#### Requirements
Read the lines that follow and pick out every one containing the word "兵站基地として".

#### Materials provided
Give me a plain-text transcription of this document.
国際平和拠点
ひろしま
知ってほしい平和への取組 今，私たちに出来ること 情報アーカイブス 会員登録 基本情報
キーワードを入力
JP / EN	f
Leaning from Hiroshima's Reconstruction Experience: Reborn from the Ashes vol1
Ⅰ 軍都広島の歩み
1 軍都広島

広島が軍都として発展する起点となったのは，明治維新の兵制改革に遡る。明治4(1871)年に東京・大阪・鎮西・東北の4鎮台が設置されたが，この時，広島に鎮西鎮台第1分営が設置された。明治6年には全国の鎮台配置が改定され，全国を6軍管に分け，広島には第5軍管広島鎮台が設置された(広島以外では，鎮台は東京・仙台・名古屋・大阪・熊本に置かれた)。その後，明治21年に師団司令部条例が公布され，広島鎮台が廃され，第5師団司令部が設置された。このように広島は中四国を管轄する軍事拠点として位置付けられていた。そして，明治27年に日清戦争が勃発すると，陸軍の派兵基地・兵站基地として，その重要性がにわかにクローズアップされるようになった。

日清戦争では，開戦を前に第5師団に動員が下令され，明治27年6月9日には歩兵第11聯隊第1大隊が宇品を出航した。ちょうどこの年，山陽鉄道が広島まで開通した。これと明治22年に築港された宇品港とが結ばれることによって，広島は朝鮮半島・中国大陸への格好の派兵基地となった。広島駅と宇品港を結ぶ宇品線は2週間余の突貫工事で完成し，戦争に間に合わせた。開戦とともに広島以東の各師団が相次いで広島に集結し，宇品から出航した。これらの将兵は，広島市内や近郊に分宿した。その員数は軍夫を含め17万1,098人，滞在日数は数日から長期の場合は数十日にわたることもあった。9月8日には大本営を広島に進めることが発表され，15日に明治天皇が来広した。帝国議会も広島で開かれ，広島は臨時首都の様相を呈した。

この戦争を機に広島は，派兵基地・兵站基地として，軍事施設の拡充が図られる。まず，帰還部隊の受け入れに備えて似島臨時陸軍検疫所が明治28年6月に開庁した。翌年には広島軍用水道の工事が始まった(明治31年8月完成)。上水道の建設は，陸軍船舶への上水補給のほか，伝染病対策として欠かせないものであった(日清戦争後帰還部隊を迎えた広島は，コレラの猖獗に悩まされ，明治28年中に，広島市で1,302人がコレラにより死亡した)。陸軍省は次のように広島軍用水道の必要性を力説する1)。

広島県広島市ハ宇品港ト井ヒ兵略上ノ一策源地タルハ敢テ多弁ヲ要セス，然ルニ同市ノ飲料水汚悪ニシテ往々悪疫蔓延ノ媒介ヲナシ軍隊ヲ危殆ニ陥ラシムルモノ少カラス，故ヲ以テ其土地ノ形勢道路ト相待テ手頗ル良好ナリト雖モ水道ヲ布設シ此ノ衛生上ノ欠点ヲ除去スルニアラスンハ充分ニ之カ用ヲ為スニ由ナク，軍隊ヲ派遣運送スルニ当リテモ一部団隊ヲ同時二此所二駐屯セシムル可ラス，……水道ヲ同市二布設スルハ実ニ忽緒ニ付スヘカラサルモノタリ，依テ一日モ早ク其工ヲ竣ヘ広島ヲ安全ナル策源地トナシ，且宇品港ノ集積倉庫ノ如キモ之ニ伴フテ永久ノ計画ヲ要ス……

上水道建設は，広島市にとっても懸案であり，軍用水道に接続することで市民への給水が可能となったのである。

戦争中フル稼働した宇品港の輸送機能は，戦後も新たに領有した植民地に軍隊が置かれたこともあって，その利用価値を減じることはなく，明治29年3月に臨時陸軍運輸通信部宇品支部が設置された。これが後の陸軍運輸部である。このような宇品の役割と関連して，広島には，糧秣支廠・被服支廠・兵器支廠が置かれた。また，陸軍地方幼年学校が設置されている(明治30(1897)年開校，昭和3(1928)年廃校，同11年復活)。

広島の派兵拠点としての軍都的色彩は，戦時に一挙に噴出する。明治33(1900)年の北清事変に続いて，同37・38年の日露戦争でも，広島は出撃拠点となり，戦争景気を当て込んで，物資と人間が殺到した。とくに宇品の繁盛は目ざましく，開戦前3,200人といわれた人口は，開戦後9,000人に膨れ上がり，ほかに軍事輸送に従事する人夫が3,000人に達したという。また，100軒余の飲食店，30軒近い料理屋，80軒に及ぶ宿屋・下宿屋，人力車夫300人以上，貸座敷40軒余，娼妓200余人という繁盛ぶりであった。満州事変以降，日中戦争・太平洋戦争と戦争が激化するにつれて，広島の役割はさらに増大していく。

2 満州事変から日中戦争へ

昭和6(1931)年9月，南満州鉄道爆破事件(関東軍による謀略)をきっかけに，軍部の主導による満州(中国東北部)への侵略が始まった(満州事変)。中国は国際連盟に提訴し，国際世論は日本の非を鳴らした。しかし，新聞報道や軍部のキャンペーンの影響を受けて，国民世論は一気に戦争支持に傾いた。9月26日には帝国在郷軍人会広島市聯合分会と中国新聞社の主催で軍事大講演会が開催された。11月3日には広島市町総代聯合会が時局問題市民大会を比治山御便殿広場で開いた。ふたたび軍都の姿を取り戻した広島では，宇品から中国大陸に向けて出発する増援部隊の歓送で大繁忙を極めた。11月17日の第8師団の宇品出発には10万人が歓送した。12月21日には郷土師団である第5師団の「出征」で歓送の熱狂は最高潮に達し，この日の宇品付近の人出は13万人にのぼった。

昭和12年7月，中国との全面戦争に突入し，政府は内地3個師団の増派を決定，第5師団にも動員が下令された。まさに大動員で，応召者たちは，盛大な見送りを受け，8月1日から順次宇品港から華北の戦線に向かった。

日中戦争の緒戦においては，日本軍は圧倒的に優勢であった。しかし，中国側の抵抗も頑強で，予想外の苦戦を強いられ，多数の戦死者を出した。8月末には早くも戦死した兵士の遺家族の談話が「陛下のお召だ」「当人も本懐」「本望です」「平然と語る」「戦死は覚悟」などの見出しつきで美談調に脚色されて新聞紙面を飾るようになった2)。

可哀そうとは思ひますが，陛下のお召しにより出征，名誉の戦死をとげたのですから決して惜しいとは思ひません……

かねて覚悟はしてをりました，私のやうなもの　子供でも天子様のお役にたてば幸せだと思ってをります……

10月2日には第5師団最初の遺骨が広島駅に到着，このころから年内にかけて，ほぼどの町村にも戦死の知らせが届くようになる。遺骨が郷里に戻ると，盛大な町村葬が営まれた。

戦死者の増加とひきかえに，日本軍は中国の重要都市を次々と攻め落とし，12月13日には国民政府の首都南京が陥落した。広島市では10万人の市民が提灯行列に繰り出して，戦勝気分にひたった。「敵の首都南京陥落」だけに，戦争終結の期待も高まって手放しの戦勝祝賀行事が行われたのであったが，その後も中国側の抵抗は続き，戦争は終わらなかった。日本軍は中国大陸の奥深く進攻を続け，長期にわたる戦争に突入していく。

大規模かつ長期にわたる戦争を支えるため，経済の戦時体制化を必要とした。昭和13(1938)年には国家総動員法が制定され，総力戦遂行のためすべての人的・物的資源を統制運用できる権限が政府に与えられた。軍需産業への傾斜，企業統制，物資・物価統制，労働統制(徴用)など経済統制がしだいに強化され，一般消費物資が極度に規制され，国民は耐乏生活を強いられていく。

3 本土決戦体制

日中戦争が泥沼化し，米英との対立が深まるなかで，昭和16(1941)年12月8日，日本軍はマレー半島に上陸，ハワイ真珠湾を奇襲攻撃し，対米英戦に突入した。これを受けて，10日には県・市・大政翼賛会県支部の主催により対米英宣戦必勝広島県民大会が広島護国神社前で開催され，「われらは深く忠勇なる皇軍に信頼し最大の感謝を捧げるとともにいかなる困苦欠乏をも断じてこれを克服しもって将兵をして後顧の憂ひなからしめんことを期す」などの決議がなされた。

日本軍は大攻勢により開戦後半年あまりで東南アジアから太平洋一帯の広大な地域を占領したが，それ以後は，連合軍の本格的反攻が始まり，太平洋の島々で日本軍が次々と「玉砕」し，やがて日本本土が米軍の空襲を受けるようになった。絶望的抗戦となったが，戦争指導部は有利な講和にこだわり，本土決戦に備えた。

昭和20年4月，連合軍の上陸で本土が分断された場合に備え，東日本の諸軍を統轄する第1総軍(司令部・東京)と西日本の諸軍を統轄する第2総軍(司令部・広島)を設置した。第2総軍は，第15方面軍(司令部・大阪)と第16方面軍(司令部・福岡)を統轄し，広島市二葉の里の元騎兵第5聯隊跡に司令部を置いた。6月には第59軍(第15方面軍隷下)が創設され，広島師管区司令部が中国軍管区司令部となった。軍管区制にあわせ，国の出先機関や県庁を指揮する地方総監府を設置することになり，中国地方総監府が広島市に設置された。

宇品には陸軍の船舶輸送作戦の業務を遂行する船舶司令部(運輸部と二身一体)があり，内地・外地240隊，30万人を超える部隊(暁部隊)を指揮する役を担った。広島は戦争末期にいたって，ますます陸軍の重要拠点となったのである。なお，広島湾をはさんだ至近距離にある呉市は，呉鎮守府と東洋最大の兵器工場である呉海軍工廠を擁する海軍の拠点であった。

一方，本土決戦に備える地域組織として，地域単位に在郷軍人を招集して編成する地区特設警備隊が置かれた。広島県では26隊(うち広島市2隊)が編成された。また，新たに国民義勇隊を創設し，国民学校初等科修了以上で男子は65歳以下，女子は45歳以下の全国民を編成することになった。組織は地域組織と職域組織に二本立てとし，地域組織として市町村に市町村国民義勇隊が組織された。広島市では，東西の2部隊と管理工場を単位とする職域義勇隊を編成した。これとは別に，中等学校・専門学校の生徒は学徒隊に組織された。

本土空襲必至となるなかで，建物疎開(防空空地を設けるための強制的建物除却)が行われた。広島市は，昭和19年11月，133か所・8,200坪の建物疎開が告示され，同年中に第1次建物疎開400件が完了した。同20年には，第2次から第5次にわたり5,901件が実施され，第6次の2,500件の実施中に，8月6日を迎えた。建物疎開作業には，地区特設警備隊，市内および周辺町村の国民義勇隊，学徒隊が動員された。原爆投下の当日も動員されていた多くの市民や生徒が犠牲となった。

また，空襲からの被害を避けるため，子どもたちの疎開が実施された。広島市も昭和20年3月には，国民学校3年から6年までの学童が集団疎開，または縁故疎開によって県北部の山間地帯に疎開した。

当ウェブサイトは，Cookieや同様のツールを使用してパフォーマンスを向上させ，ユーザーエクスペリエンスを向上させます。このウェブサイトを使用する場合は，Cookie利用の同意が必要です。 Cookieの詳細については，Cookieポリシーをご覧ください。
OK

#### Task answer
広島が軍都として発展する起点となったのは，明治維新の兵制改革に遡る。明治4(1871)年に東京・大阪・鎮西・東北の4鎮台が設置されたが，この時，広島に鎮西鎮台第1分営が設置された。明治6年には全国の鎮台配置が改定され，全国を6軍管に分け，広島には第5軍管広島鎮台が設置された(広島以外では，鎮台は東京・仙台・名古屋・大阪・熊本に置かれた)。その後，明治21年に師団司令部条例が公布され，広島鎮台が廃され，第5師団司令部が設置された。このように広島は中四国を管轄する軍事拠点として位置付けられていた。そして，明治27年に日清戦争が勃発すると，陸軍の派兵基地・兵站基地として，その重要性がにわかにクローズアップされるようになった。
この戦争を機に広島は，派兵基地・兵站基地として，軍事施設の拡充が図られる。まず，帰還部隊の受け入れに備えて似島臨時陸軍検疫所が明治28年6月に開庁した。翌年には広島軍用水道の工事が始まった(明治31年8月完成)。上水道の建設は，陸軍船舶への上水補給のほか，伝染病対策として欠かせないものであった(日清戦争後帰還部隊を迎えた広島は，コレラの猖獗に悩まされ，明治28年中に，広島市で1,302人がコレラにより死亡した)。陸軍省は次のように広島軍用水道の必要性を力説する1)。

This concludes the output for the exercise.